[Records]
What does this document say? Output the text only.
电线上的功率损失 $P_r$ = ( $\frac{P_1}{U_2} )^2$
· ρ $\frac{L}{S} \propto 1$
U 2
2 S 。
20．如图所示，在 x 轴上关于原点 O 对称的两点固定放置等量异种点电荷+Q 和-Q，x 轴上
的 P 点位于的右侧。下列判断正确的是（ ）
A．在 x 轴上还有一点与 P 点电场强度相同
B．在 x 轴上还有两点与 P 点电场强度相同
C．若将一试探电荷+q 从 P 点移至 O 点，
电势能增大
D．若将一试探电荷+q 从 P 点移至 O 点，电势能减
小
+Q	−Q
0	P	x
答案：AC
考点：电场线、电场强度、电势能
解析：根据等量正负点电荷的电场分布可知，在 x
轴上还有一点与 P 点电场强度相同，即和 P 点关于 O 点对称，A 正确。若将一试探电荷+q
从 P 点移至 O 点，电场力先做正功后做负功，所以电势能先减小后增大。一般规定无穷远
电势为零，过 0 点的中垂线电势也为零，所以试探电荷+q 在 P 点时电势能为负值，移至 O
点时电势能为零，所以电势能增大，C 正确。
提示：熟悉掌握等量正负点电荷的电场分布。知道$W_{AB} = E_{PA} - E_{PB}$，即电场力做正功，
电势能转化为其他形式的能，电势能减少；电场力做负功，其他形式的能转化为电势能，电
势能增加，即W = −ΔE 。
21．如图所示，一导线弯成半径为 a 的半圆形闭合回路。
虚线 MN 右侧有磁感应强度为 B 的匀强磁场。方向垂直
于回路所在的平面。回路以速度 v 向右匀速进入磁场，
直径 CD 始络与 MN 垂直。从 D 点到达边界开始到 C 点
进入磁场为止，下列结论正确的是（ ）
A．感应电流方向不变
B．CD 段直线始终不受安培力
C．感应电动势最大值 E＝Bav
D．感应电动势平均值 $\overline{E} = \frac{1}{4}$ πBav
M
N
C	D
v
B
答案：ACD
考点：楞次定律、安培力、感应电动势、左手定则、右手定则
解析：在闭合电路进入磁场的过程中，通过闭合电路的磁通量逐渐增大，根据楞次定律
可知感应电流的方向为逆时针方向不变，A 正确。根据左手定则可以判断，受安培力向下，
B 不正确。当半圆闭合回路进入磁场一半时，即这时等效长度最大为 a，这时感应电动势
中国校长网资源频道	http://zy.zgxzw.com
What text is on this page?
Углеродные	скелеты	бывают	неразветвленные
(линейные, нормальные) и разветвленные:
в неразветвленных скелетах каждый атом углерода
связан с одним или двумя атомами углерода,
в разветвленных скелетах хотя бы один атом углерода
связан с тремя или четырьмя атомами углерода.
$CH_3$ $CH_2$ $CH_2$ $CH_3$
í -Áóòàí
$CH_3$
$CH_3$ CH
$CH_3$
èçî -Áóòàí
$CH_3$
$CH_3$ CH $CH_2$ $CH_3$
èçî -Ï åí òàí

» Task to carry out
Each entry above is to be set down again in exactly the same words.

» Worked answer
What does this document say? Output the text only.
电线上的功率损失 $P_r$ = ( $\frac{P_1}{U_2} )^2$
· ρ $\frac{L}{S} \propto 1$
U 2
2 S 。
20．如图所示，在 x 轴上关于原点 O 对称的两点固定放置等量异种点电荷+Q 和-Q，x 轴上
的 P 点位于的右侧。下列判断正确的是（ ）
A．在 x 轴上还有一点与 P 点电场强度相同
B．在 x 轴上还有两点与 P 点电场强度相同
C．若将一试探电荷+q 从 P 点移至 O 点，
电势能增大
D．若将一试探电荷+q 从 P 点移至 O 点，电势能减
小
+Q	−Q
0	P	x
答案：AC
考点：电场线、电场强度、电势能
解析：根据等量正负点电荷的电场分布可知，在 x
轴上还有一点与 P 点电场强度相同，即和 P 点关于 O 点对称，A 正确。若将一试探电荷+q
从 P 点移至 O 点，电场力先做正功后做负功，所以电势能先减小后增大。一般规定无穷远
电势为零，过 0 点的中垂线电势也为零，所以试探电荷+q 在 P 点时电势能为负值，移至 O
点时电势能为零，所以电势能增大，C 正确。
提示：熟悉掌握等量正负点电荷的电场分布。知道$W_{AB} = E_{PA} - E_{PB}$，即电场力做正功，
电势能转化为其他形式的能，电势能减少；电场力做负功，其他形式的能转化为电势能，电
势能增加，即W = −ΔE 。
21．如图所示，一导线弯成半径为 a 的半圆形闭合回路。
虚线 MN 右侧有磁感应强度为 B 的匀强磁场。方向垂直
于回路所在的平面。回路以速度 v 向右匀速进入磁场，
直径 CD 始络与 MN 垂直。从 D 点到达边界开始到 C 点
进入磁场为止，下列结论正确的是（ ）
A．感应电流方向不变
B．CD 段直线始终不受安培力
C．感应电动势最大值 E＝Bav
D．感应电动势平均值 $\overline{E} = \frac{1}{4}$ πBav
M
N
C	D
v
B
答案：ACD
考点：楞次定律、安培力、感应电动势、左手定则、右手定则
解析：在闭合电路进入磁场的过程中，通过闭合电路的磁通量逐渐增大，根据楞次定律
可知感应电流的方向为逆时针方向不变，A 正确。根据左手定则可以判断，受安培力向下，
B 不正确。当半圆闭合回路进入磁场一半时，即这时等效长度最大为 a，这时感应电动势
中国校长网资源频道	http://zy.zgxzw.com
What text is on this page?
Углеродные	скелеты	бывают	неразветвленные
(линейные, нормальные) и разветвленные:
в неразветвленных скелетах каждый атом углерода
связан с одним или двумя атомами углерода,
в разветвленных скелетах хотя бы один атом углерода
связан с тремя или четырьмя атомами углерода.
$CH_3$ $CH_2$ $CH_2$ $CH_3$
í -Áóòàí
$CH_3$
$CH_3$ CH
$CH_3$
èçî -Áóòàí
$CH_3$
$CH_3$ CH $CH_2$ $CH_3$
èçî -Ï åí òàí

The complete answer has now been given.